SET PROBLEM »
Repeat the material exactly, leaving nothing out.

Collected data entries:
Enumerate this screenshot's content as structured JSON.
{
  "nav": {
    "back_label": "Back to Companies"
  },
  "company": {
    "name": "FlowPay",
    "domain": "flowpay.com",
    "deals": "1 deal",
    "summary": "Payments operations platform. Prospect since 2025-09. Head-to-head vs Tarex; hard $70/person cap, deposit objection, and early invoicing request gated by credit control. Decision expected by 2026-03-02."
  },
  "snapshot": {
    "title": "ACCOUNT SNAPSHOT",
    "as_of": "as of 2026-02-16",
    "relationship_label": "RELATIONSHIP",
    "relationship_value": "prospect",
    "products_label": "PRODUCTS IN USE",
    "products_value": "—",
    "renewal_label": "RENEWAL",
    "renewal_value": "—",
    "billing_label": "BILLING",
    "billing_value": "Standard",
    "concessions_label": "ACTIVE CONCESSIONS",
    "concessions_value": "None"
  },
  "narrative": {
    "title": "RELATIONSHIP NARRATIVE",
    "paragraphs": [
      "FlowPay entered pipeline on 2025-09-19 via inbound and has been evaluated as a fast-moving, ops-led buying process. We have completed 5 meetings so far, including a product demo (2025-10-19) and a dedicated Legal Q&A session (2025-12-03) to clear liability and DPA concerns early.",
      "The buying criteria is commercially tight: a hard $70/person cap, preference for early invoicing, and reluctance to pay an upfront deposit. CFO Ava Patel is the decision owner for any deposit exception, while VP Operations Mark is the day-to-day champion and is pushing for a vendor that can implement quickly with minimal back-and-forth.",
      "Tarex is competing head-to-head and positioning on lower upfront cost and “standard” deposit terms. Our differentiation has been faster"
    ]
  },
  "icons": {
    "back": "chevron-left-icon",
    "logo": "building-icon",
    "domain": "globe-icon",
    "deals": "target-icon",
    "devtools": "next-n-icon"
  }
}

CORRECT RESULT »
Enumerate this screenshot's content as structured JSON.
{
  "nav": {
    "back_label": "Back to Companies"
  },
  "company": {
    "name": "FlowPay",
    "domain": "flowpay.com",
    "deals": "1 deal",
    "summary": "Payments operations platform. Prospect since 2025-09. Head-to-head vs Tarex; hard $70/person cap, deposit objection, and early invoicing request gated by credit control. Decision expected by 2026-03-02."
  },
  "snapshot": {
    "title": "ACCOUNT SNAPSHOT",
    "as_of": "as of 2026-02-16",
    "relationship_label": "RELATIONSHIP",
    "relationship_value": "prospect",
    "products_label": "PRODUCTS IN USE",
    "products_value": "—",
    "renewal_label": "RENEWAL",
    "renewal_value": "—",
    "billing_label": "BILLING",
    "billing_value": "Standard",
    "concessions_label": "ACTIVE CONCESSIONS",
    "concessions_value": "None"
  },
  "narrative": {
    "title": "RELATIONSHIP NARRATIVE",
    "paragraphs": [
      "FlowPay entered pipeline on 2025-09-19 via inbound and has been evaluated as a fast-moving, ops-led buying process. We have completed 5 meetings so far, including a product demo (2025-10-19) and a dedicated Legal Q&A session (2025-12-03) to clear liability and DPA concerns early.",
      "The buying criteria is commercially tight: a hard $70/person cap, preference for early invoicing, and reluctance to pay an upfront deposit. CFO Ava Patel is the decision owner for any deposit exception, while VP Operations Mark is the day-to-day champion and is pushing for a vendor that can implement quickly with minimal back-and-forth.",
      "Tarex is competing head-to-head and positioning on lower upfront cost and “standard” deposit terms. Our differentiation has been faster"
    ]
  },
  "icons": {
    "back": "chevron-left-icon",
    "logo": "building-icon",
    "domain": "globe-icon",
    "deals": "target-icon",
    "devtools": "next-n-icon"
  }
}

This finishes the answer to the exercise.